## What you will do
Transcribe the records below in full; pictures stay out of the copy.

## Source data
◆ ◆ ◆ ◆

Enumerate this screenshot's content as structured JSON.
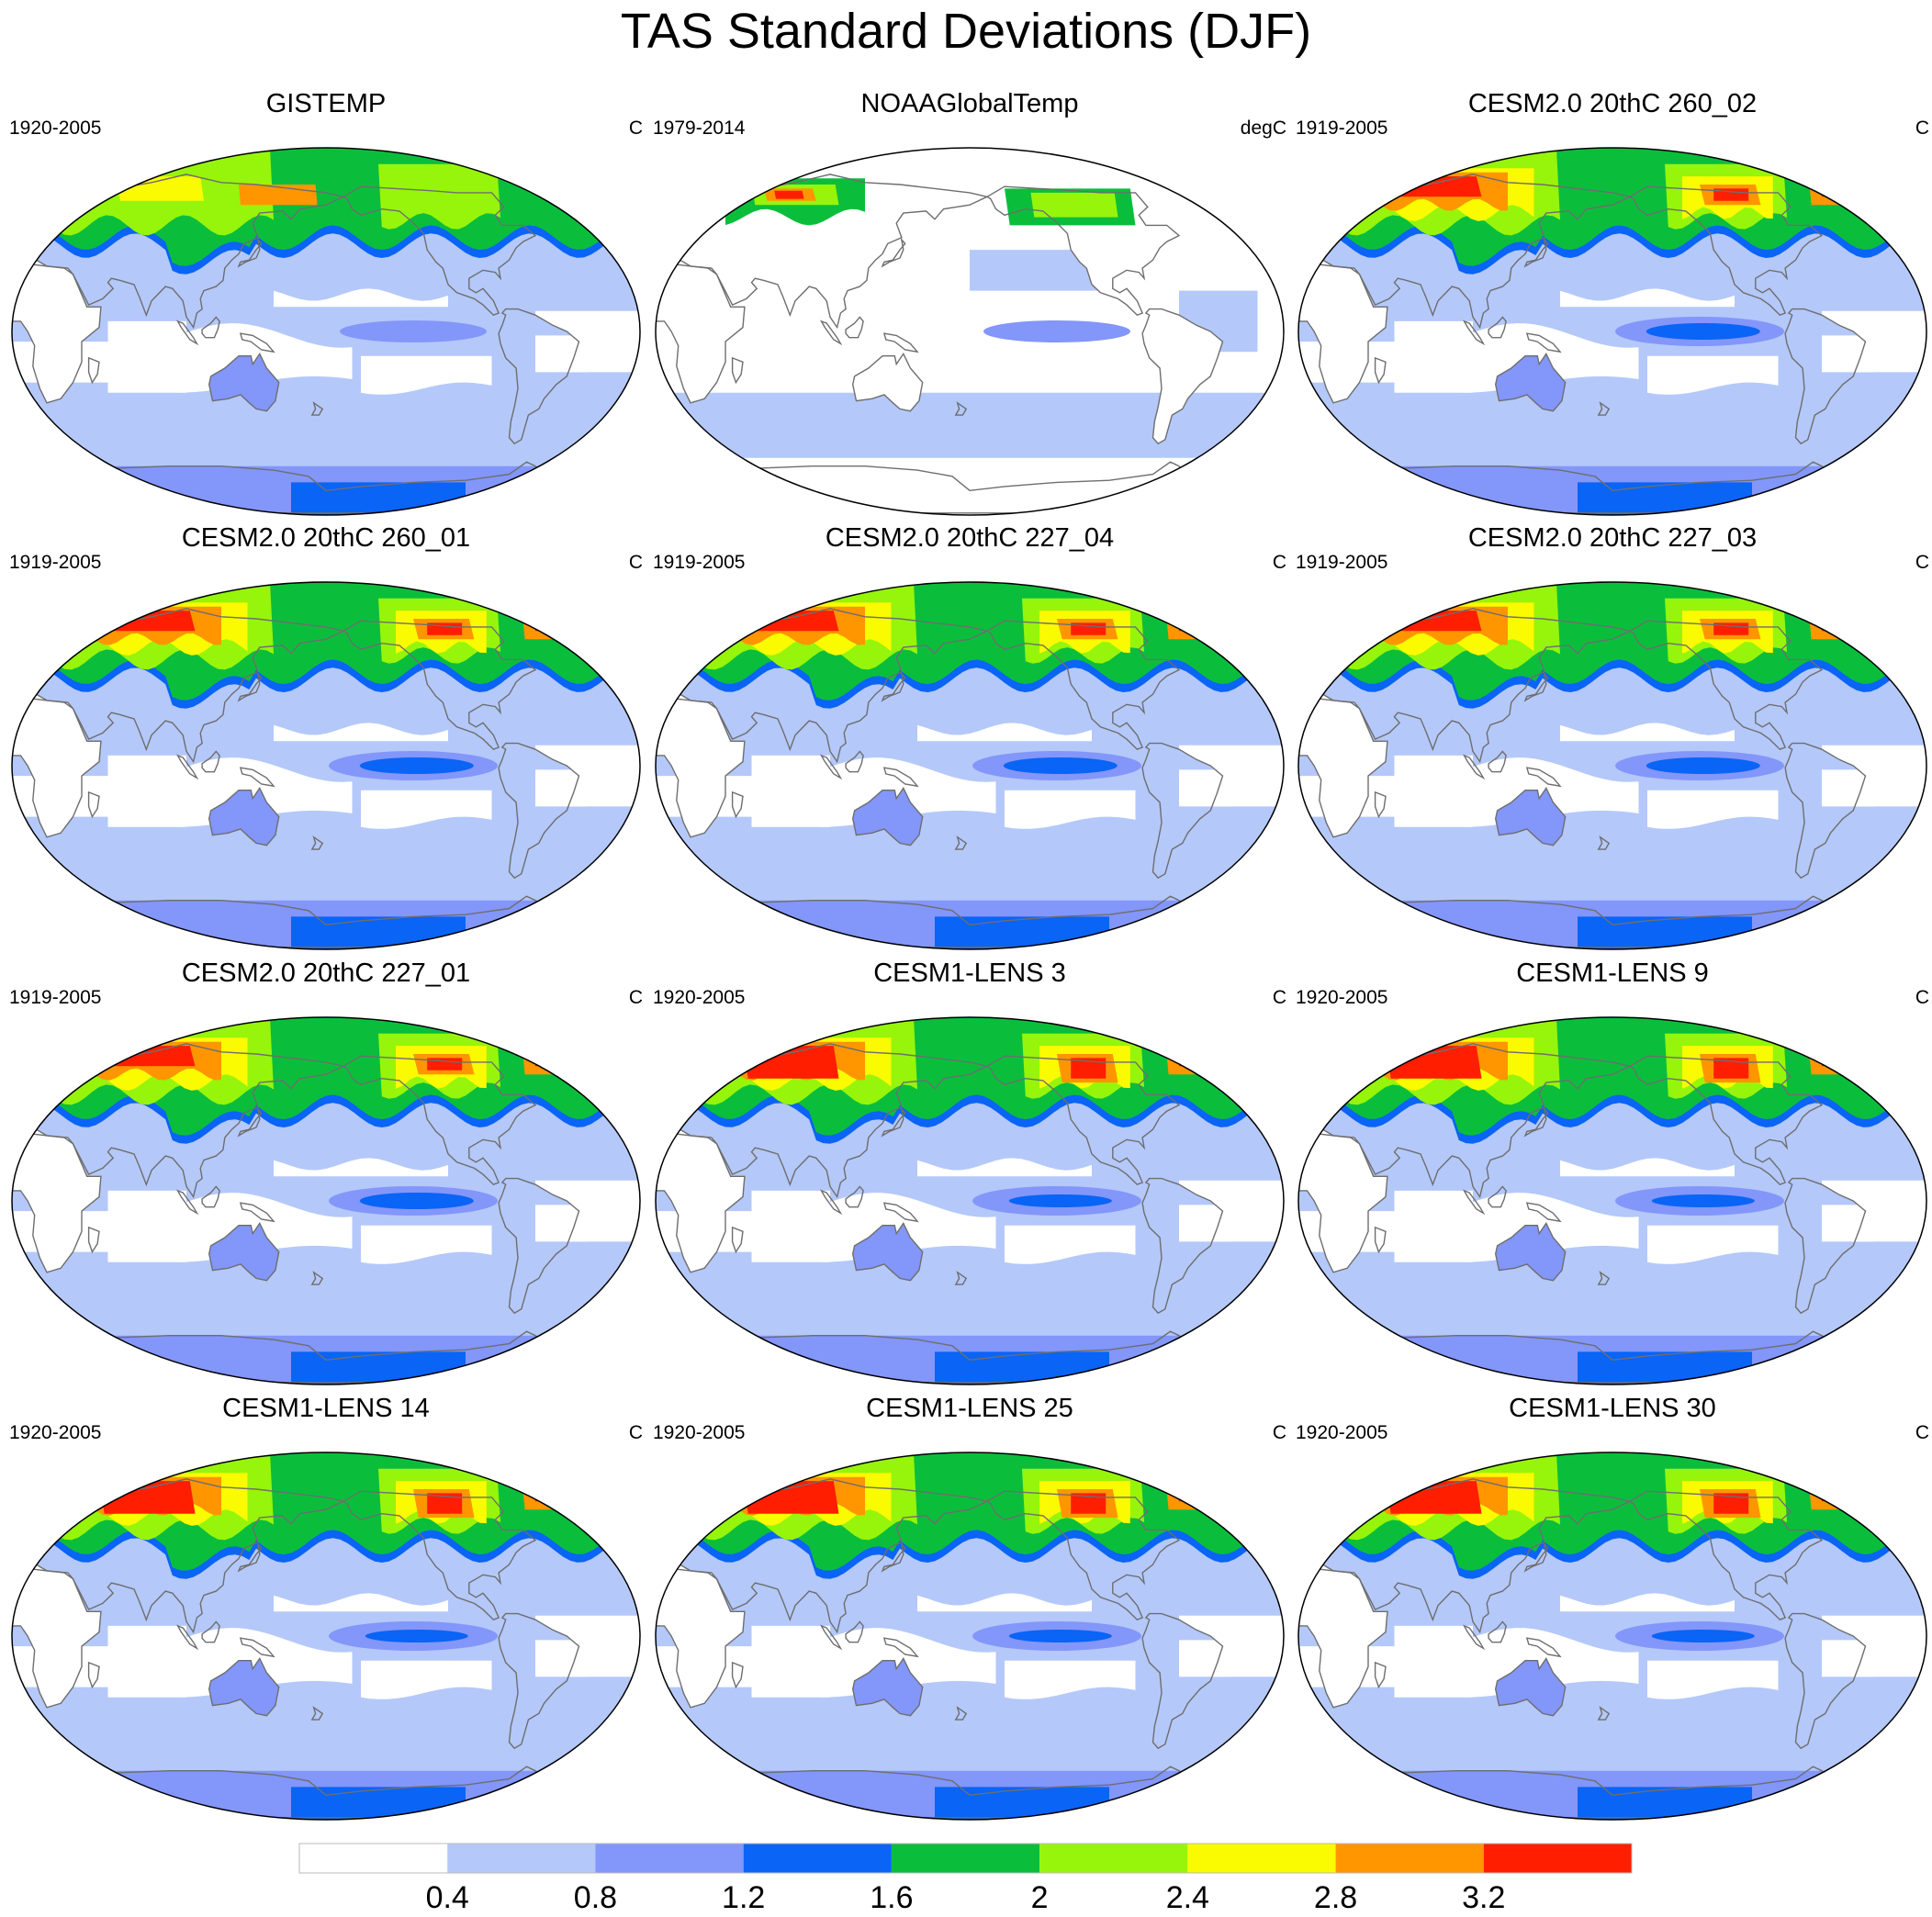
{
  "figure": {
    "title": "TAS Standard Deviations (DJF)"
  },
  "colors": {
    "white": "#ffffff",
    "lightblue": "#b4c8fa",
    "midblue": "#8396fa",
    "blue": "#0a64f5",
    "green": "#0abe3c",
    "lime": "#96f50a",
    "yellow": "#fafa00",
    "orange": "#ff9600",
    "red": "#ff1e00",
    "coast": "#6e6e6e"
  },
  "panels": [
    {
      "title": "GISTEMP",
      "period": "1920-2005",
      "unit": "C",
      "variant": "obs"
    },
    {
      "title": "NOAAGlobalTemp",
      "period": "1979-2014",
      "unit": "degC",
      "variant": "noaa"
    },
    {
      "title": "CESM2.0 20thC 260_02",
      "period": "1919-2005",
      "unit": "C",
      "variant": "cesm2"
    },
    {
      "title": "CESM2.0 20thC 260_01",
      "period": "1919-2005",
      "unit": "C",
      "variant": "cesm2"
    },
    {
      "title": "CESM2.0 20thC 227_04",
      "period": "1919-2005",
      "unit": "C",
      "variant": "cesm2"
    },
    {
      "title": "CESM2.0 20thC 227_03",
      "period": "1919-2005",
      "unit": "C",
      "variant": "cesm2"
    },
    {
      "title": "CESM2.0 20thC 227_01",
      "period": "1919-2005",
      "unit": "C",
      "variant": "cesm2"
    },
    {
      "title": "CESM1-LENS 3",
      "period": "1920-2005",
      "unit": "C",
      "variant": "lens"
    },
    {
      "title": "CESM1-LENS 9",
      "period": "1920-2005",
      "unit": "C",
      "variant": "lens"
    },
    {
      "title": "CESM1-LENS 14",
      "period": "1920-2005",
      "unit": "C",
      "variant": "lens"
    },
    {
      "title": "CESM1-LENS 25",
      "period": "1920-2005",
      "unit": "C",
      "variant": "lens"
    },
    {
      "title": "CESM1-LENS 30",
      "period": "1920-2005",
      "unit": "C",
      "variant": "lens"
    }
  ],
  "colorbar": {
    "labels": [
      "0.4",
      "0.8",
      "1.2",
      "1.6",
      "2",
      "2.4",
      "2.8",
      "3.2"
    ],
    "colors": [
      "#ffffff",
      "#b4c8fa",
      "#8396fa",
      "#0a64f5",
      "#0abe3c",
      "#96f50a",
      "#fafa00",
      "#ff9600",
      "#ff1e00"
    ]
  }
}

◆ ◆ ◆ ◆

## The output
Enumerate this screenshot's content as structured JSON.
{
  "figure": {
    "title": "TAS Standard Deviations (DJF)"
  },
  "colors": {
    "white": "#ffffff",
    "lightblue": "#b4c8fa",
    "midblue": "#8396fa",
    "blue": "#0a64f5",
    "green": "#0abe3c",
    "lime": "#96f50a",
    "yellow": "#fafa00",
    "orange": "#ff9600",
    "red": "#ff1e00",
    "coast": "#6e6e6e"
  },
  "panels": [
    {
      "title": "GISTEMP",
      "period": "1920-2005",
      "unit": "C",
      "variant": "obs"
    },
    {
      "title": "NOAAGlobalTemp",
      "period": "1979-2014",
      "unit": "degC",
      "variant": "noaa"
    },
    {
      "title": "CESM2.0 20thC 260_02",
      "period": "1919-2005",
      "unit": "C",
      "variant": "cesm2"
    },
    {
      "title": "CESM2.0 20thC 260_01",
      "period": "1919-2005",
      "unit": "C",
      "variant": "cesm2"
    },
    {
      "title": "CESM2.0 20thC 227_04",
      "period": "1919-2005",
      "unit": "C",
      "variant": "cesm2"
    },
    {
      "title": "CESM2.0 20thC 227_03",
      "period": "1919-2005",
      "unit": "C",
      "variant": "cesm2"
    },
    {
      "title": "CESM2.0 20thC 227_01",
      "period": "1919-2005",
      "unit": "C",
      "variant": "cesm2"
    },
    {
      "title": "CESM1-LENS 3",
      "period": "1920-2005",
      "unit": "C",
      "variant": "lens"
    },
    {
      "title": "CESM1-LENS 9",
      "period": "1920-2005",
      "unit": "C",
      "variant": "lens"
    },
    {
      "title": "CESM1-LENS 14",
      "period": "1920-2005",
      "unit": "C",
      "variant": "lens"
    },
    {
      "title": "CESM1-LENS 25",
      "period": "1920-2005",
      "unit": "C",
      "variant": "lens"
    },
    {
      "title": "CESM1-LENS 30",
      "period": "1920-2005",
      "unit": "C",
      "variant": "lens"
    }
  ],
  "colorbar": {
    "labels": [
      "0.4",
      "0.8",
      "1.2",
      "1.6",
      "2",
      "2.4",
      "2.8",
      "3.2"
    ],
    "colors": [
      "#ffffff",
      "#b4c8fa",
      "#8396fa",
      "#0a64f5",
      "#0abe3c",
      "#96f50a",
      "#fafa00",
      "#ff9600",
      "#ff1e00"
    ]
  }
}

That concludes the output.